*Provided entries:*
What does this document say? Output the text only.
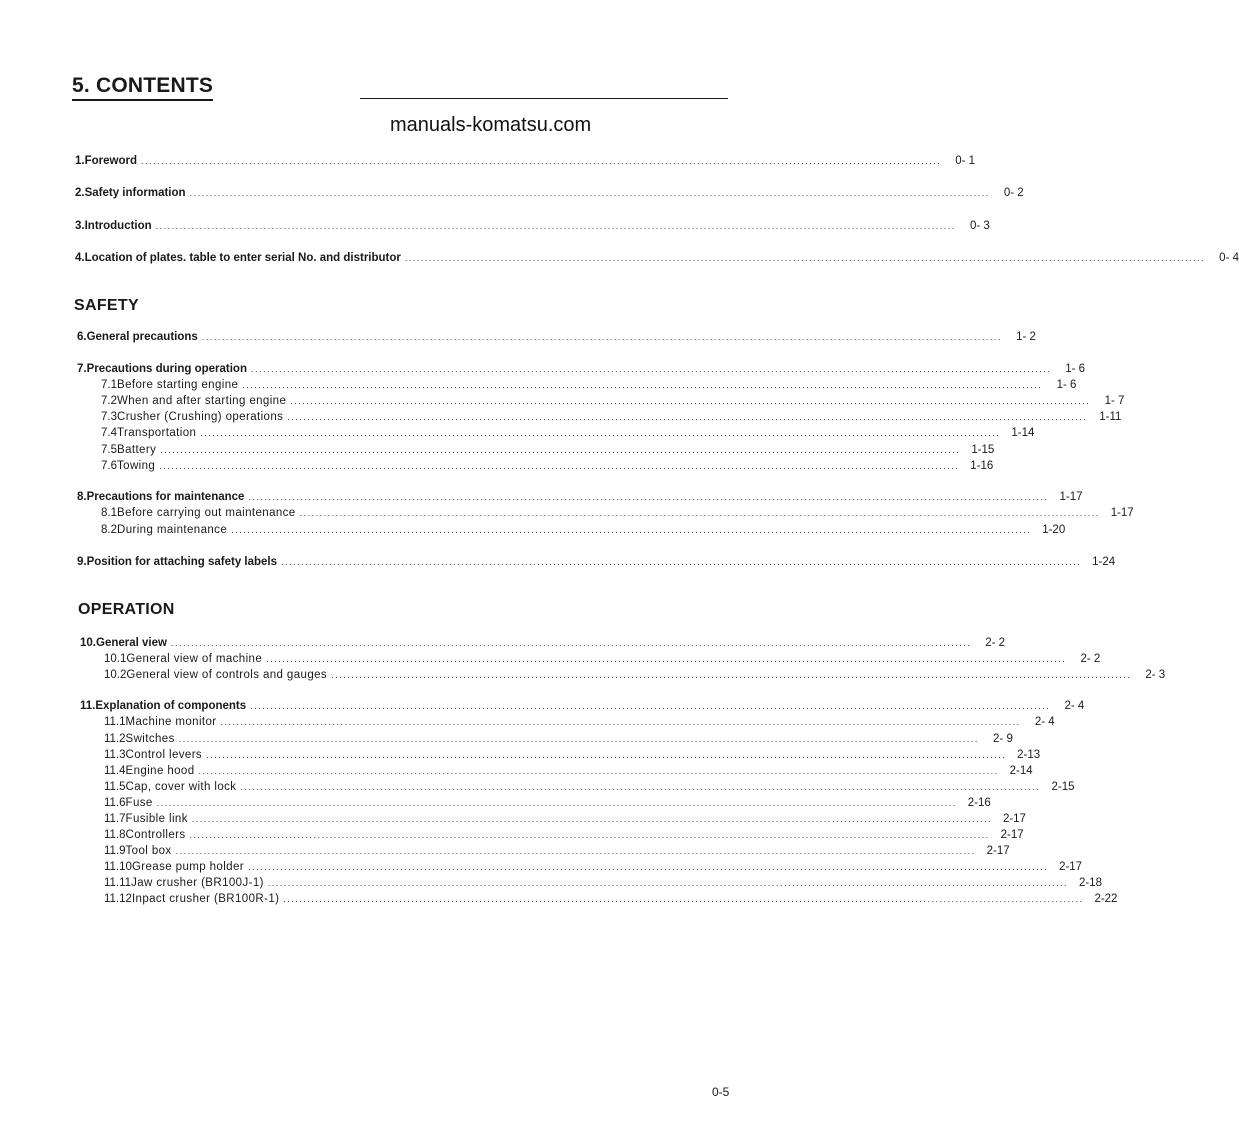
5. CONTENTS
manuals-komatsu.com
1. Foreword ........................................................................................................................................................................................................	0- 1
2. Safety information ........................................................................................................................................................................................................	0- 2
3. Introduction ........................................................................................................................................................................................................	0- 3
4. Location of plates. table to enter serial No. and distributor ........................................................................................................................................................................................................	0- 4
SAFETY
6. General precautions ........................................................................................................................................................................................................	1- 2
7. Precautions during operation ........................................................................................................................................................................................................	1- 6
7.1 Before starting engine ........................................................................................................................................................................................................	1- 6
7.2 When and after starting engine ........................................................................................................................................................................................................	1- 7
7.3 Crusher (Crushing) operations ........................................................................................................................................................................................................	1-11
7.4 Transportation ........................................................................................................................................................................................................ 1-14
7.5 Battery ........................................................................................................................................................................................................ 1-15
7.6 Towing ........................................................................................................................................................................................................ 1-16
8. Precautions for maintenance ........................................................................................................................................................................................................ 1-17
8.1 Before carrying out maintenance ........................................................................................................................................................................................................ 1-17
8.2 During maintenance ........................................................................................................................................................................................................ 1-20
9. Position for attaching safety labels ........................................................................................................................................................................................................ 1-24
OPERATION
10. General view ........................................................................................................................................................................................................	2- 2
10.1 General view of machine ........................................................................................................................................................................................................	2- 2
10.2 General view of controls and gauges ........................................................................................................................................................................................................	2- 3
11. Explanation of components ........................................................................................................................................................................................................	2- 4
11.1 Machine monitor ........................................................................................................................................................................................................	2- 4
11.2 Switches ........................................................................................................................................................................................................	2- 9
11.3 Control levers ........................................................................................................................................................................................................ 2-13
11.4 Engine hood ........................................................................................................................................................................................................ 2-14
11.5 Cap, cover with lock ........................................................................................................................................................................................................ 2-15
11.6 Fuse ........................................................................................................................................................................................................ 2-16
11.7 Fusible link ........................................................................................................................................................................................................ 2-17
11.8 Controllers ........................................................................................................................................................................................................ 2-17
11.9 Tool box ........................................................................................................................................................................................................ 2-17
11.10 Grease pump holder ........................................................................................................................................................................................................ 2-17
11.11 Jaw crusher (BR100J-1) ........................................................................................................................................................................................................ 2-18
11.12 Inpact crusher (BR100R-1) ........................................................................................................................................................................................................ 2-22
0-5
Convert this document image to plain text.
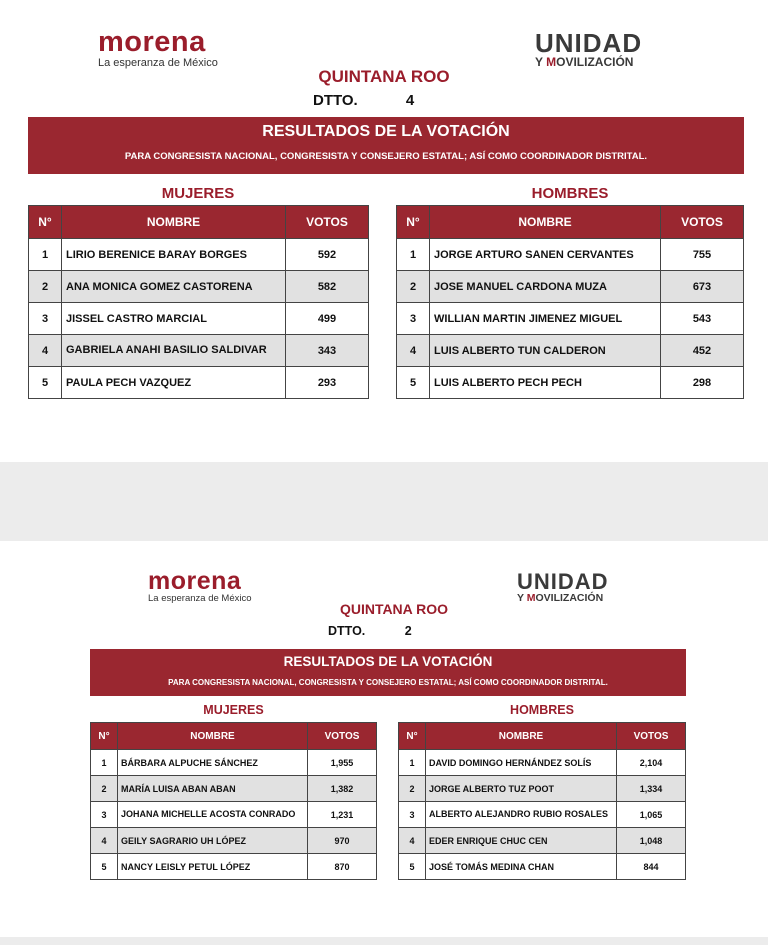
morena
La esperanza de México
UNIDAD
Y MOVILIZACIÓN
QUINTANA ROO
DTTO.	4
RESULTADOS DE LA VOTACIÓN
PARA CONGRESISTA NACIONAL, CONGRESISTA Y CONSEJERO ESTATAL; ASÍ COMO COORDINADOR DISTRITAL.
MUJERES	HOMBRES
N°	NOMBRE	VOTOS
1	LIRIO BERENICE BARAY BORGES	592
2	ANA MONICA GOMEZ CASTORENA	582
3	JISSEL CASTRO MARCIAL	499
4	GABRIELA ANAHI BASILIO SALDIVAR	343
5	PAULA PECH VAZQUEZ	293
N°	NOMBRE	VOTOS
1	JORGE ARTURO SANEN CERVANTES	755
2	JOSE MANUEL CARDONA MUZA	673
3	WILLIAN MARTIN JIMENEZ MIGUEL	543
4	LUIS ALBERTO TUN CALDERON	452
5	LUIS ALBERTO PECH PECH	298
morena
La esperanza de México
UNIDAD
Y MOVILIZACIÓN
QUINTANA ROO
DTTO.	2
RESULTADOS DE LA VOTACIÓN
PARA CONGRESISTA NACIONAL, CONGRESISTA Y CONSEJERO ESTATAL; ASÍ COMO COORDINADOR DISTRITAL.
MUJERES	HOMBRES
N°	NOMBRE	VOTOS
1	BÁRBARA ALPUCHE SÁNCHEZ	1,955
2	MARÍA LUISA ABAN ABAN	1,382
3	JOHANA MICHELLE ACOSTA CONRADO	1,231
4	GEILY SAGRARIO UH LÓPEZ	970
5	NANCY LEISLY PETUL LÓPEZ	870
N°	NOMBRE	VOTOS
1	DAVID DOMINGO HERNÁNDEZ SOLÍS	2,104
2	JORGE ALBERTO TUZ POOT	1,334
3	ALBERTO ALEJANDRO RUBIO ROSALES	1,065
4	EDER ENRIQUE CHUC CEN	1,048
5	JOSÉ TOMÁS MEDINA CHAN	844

--

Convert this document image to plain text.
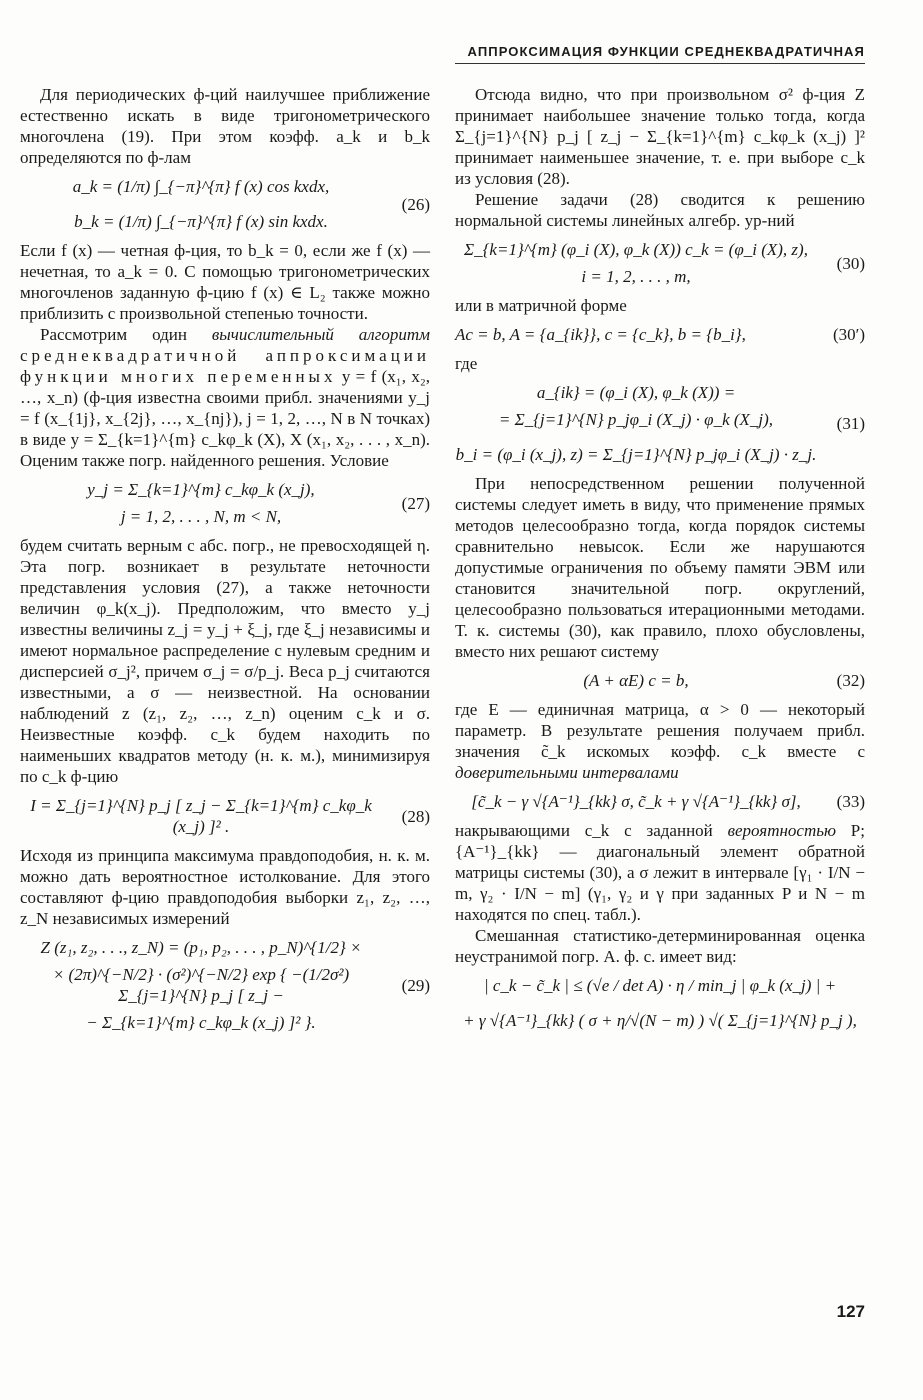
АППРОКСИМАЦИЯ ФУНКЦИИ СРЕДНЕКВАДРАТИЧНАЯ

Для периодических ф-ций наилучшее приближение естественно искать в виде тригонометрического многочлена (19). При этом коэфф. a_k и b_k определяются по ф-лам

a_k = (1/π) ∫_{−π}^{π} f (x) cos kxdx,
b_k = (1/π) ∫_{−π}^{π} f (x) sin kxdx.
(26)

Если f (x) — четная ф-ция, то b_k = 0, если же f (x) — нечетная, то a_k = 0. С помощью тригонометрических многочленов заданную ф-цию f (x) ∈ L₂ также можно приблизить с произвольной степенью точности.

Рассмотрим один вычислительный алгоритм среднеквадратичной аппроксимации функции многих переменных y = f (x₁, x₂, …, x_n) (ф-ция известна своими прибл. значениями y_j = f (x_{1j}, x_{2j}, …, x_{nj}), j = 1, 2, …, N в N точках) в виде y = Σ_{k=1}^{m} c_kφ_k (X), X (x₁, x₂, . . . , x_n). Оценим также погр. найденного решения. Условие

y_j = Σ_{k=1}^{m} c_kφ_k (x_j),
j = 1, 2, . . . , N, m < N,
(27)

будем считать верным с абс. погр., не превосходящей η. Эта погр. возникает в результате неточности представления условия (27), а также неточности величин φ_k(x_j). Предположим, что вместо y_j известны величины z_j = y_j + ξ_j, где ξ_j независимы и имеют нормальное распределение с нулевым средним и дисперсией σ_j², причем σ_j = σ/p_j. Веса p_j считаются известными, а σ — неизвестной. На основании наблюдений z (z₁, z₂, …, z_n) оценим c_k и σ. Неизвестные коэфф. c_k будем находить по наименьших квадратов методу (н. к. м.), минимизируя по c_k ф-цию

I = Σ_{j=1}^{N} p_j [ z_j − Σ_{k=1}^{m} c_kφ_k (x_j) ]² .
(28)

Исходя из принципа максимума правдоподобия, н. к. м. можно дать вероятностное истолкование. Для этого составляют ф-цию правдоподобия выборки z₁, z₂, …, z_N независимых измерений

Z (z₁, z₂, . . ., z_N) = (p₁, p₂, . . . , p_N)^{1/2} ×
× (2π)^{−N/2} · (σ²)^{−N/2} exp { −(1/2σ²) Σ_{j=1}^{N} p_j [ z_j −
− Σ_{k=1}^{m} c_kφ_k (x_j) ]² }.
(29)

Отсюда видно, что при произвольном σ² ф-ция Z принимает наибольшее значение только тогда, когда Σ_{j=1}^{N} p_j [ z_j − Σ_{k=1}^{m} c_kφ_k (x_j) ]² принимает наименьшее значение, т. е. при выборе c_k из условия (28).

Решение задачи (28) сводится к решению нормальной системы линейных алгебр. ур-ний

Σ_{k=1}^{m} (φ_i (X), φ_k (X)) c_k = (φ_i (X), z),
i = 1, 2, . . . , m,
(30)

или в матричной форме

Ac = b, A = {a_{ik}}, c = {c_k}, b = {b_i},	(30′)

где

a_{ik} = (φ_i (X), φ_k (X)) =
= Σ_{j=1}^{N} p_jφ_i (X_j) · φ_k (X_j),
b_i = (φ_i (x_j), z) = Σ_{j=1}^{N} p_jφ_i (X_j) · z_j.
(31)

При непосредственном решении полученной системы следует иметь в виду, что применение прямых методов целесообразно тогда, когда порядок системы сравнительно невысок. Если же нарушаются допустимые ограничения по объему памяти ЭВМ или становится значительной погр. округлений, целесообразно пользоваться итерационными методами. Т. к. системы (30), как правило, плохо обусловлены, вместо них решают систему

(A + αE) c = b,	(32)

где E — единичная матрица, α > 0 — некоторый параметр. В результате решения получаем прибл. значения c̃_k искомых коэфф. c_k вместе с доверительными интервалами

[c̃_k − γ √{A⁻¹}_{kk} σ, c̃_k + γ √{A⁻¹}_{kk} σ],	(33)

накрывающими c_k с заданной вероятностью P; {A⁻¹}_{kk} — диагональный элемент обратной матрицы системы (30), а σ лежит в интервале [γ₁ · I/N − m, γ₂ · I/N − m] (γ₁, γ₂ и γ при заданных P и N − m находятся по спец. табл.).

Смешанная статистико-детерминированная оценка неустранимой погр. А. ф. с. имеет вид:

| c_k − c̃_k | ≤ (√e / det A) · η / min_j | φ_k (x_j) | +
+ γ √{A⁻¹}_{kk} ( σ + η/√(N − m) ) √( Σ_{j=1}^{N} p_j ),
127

*Exercise prompt:* Among the entries, how many lines include the word "виде"? Answer with a single number and nothing further.

*Complete answer:* 2